> [To do]:
Pull every line that holds the word "family" from the entries.

○ ○ ○ ○ ○ ○ ○

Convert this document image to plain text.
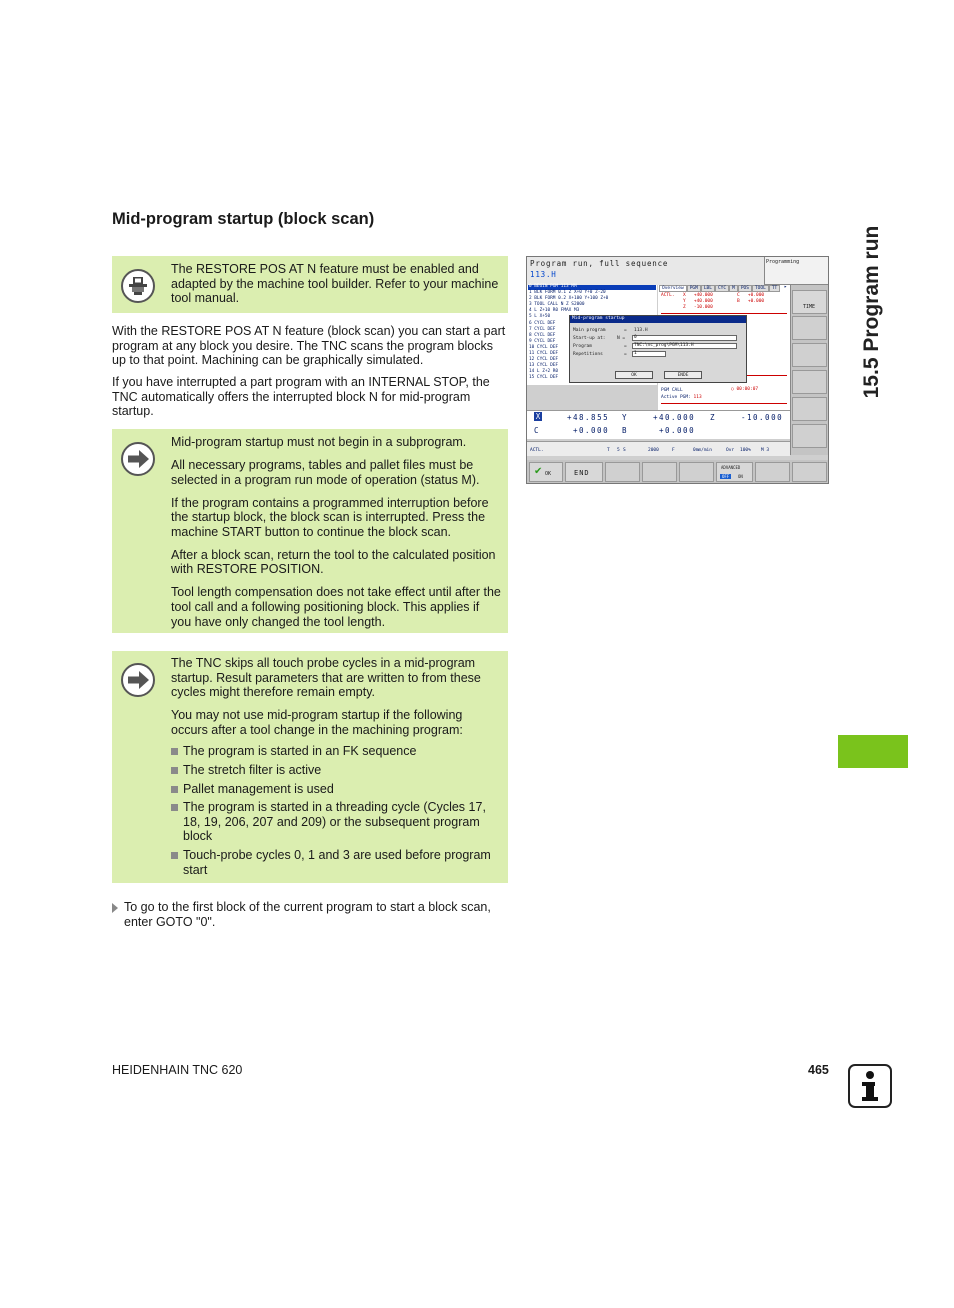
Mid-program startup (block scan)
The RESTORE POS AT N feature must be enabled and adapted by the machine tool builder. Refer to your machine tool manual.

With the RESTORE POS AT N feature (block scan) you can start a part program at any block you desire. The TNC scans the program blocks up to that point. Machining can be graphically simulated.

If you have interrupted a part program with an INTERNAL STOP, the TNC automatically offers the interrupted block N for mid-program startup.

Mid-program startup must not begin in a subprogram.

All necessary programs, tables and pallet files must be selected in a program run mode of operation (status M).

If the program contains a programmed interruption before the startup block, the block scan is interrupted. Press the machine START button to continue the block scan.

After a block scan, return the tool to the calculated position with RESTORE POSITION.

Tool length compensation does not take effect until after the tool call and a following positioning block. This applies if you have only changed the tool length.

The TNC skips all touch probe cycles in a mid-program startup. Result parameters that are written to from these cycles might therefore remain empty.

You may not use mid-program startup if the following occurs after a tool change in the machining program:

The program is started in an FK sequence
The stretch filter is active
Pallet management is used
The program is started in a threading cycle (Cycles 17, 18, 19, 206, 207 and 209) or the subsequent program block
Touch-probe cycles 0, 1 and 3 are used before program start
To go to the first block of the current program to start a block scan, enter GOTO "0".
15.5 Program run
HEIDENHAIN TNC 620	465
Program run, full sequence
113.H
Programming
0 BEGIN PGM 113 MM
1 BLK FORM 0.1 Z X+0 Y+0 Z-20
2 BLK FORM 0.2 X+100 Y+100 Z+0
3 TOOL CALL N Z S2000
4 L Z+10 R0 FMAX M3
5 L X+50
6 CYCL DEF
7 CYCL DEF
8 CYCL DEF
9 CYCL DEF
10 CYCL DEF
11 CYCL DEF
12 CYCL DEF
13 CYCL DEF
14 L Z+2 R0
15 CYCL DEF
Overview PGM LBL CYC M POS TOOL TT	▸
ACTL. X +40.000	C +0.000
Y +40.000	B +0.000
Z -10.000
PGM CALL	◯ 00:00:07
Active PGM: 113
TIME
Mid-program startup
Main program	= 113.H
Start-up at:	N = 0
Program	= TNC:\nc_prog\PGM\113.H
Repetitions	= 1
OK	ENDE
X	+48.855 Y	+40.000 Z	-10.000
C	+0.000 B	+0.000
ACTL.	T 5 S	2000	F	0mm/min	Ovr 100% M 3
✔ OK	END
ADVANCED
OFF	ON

○ ○ ○ ○ ○ ○ ○

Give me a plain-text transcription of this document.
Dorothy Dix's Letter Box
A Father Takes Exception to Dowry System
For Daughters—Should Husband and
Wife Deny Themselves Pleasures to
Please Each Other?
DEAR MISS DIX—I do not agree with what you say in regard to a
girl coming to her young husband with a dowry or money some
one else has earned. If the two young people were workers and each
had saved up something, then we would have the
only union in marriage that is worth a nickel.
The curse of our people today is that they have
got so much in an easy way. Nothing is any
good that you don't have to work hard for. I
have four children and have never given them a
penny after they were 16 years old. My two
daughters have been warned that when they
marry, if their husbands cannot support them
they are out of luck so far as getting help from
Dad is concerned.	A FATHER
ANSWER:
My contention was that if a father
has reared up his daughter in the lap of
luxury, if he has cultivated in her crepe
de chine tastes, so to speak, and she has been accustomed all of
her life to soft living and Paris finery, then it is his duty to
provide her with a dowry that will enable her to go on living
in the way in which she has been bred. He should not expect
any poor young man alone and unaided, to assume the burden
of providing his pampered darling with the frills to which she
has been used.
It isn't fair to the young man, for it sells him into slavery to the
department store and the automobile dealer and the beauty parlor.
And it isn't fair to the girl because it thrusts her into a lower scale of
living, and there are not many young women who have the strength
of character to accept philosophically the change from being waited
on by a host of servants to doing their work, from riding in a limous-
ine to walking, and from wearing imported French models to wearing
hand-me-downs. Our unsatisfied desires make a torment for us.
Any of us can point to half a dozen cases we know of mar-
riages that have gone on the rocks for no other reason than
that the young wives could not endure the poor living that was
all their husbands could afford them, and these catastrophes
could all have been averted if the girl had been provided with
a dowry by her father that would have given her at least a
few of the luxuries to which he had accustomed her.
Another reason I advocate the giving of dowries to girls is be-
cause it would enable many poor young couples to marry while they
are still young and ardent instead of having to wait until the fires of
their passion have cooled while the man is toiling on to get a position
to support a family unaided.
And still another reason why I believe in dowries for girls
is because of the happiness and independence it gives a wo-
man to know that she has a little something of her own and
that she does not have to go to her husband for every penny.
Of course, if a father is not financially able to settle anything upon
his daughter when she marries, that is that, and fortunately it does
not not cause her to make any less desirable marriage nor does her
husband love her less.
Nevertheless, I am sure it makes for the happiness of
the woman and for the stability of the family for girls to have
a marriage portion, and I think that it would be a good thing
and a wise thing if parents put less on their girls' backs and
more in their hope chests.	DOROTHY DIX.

○ ○ ○ ○ ○ ○ ○

> [Solution for this problem]:
to support a family unaided.
the woman and for the stability of the family for girls to have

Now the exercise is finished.